--- start ---
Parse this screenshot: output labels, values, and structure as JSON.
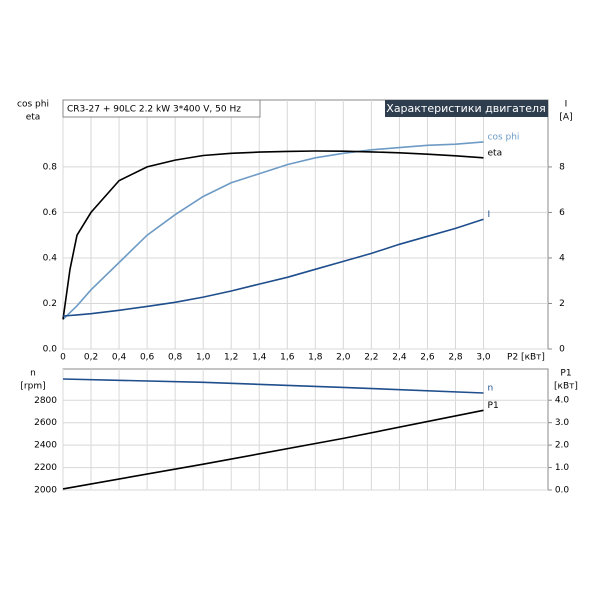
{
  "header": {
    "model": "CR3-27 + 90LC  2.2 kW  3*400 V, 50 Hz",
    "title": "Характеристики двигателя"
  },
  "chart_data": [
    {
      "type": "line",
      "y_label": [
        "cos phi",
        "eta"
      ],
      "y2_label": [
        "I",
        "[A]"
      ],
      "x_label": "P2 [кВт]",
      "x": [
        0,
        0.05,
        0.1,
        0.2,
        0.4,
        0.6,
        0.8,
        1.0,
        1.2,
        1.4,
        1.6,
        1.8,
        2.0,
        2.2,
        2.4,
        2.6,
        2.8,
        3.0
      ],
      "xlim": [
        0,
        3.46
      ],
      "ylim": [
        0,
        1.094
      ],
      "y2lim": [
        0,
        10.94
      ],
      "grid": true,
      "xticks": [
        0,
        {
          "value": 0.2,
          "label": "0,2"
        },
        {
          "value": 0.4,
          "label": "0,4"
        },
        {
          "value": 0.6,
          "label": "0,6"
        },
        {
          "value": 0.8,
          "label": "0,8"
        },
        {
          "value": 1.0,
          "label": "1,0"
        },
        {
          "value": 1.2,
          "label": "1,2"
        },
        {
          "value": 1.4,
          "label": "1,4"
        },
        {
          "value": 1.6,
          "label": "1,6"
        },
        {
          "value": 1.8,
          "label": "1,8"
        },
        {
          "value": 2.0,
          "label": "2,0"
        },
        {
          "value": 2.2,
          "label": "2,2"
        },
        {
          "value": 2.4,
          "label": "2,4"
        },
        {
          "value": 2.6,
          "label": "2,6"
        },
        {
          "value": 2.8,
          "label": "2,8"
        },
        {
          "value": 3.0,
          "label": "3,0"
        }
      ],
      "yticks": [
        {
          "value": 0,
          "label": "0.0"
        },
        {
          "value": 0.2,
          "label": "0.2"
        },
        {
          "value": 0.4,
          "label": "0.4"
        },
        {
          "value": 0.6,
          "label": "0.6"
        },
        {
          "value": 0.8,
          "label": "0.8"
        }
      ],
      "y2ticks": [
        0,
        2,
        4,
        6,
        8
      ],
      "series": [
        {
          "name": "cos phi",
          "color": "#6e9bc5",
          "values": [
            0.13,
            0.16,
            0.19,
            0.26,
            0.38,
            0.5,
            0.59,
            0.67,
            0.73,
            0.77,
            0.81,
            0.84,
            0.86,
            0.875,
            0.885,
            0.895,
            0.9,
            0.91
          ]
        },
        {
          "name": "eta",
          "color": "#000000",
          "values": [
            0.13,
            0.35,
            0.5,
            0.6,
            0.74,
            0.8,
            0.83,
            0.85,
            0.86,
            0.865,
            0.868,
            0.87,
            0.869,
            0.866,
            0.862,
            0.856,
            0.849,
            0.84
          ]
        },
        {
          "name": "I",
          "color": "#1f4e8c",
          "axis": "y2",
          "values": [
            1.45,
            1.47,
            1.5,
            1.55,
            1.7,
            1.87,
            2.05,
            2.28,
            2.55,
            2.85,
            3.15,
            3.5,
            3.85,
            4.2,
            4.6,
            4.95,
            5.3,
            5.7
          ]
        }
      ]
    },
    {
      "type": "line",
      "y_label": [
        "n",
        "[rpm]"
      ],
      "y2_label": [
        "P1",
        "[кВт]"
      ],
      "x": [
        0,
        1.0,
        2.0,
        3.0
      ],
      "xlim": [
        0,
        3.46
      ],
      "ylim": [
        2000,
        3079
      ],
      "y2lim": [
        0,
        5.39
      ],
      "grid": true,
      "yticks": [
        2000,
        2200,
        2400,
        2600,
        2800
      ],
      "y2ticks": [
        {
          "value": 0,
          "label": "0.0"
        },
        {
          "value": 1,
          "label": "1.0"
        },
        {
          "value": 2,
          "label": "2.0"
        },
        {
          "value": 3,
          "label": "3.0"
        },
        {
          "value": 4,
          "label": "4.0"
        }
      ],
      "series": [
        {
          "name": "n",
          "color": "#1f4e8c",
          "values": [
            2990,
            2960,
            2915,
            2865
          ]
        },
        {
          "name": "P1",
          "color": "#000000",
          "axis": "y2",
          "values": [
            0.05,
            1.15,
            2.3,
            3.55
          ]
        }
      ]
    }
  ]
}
--- end ---
--- start ---
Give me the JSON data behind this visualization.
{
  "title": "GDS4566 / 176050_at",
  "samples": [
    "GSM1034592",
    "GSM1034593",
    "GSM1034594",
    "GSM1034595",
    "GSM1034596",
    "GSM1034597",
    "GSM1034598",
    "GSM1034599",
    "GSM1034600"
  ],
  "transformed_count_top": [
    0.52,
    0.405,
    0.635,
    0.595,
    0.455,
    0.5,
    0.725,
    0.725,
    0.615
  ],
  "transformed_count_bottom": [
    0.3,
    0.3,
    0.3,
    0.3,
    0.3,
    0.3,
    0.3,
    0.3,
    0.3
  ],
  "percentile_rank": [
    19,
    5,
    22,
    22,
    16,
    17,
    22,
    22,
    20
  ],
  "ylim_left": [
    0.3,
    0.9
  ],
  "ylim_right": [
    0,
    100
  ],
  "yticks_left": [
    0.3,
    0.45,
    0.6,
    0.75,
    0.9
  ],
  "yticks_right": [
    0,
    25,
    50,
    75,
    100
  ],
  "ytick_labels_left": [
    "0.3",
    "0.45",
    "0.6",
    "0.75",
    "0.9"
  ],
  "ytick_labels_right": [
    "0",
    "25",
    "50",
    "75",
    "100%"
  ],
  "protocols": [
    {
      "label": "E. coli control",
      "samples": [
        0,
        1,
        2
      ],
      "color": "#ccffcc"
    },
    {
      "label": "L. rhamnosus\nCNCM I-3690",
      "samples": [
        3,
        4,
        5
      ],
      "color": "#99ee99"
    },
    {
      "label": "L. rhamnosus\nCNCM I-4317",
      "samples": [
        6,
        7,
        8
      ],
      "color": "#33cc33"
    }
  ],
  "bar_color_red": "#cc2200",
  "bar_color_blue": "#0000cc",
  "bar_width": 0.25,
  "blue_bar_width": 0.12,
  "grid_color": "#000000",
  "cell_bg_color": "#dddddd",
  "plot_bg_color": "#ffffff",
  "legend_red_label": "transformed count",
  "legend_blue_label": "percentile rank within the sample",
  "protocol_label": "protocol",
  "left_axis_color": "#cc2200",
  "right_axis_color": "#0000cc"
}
--- end ---
--- start ---
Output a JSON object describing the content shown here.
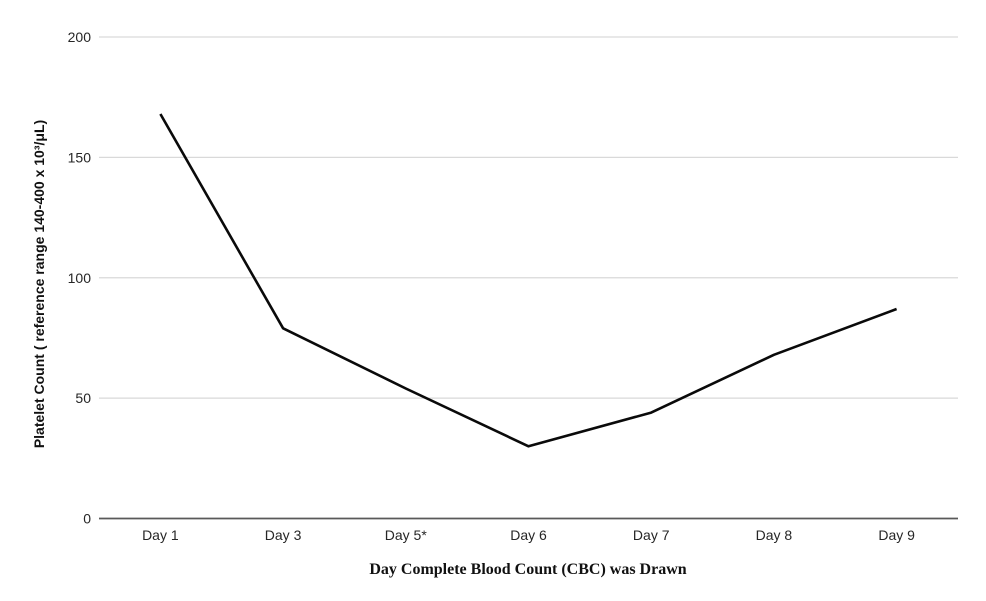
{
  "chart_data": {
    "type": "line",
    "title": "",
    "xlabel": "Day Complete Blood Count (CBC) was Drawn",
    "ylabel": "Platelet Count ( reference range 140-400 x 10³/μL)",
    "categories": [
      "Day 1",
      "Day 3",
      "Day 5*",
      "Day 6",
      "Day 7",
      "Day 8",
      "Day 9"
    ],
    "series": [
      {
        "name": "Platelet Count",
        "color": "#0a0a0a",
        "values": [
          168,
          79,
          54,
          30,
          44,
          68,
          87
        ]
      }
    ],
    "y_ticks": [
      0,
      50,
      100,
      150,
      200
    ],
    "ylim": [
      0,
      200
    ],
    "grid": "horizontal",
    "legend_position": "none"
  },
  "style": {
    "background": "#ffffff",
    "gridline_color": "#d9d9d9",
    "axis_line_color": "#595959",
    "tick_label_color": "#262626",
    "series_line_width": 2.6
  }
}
--- end ---
Copy every line that contains the string "this".

Written answer:
Parse this screenshot: output labels, values, and structure as JSON.
Give me the JSON data behind this visualization.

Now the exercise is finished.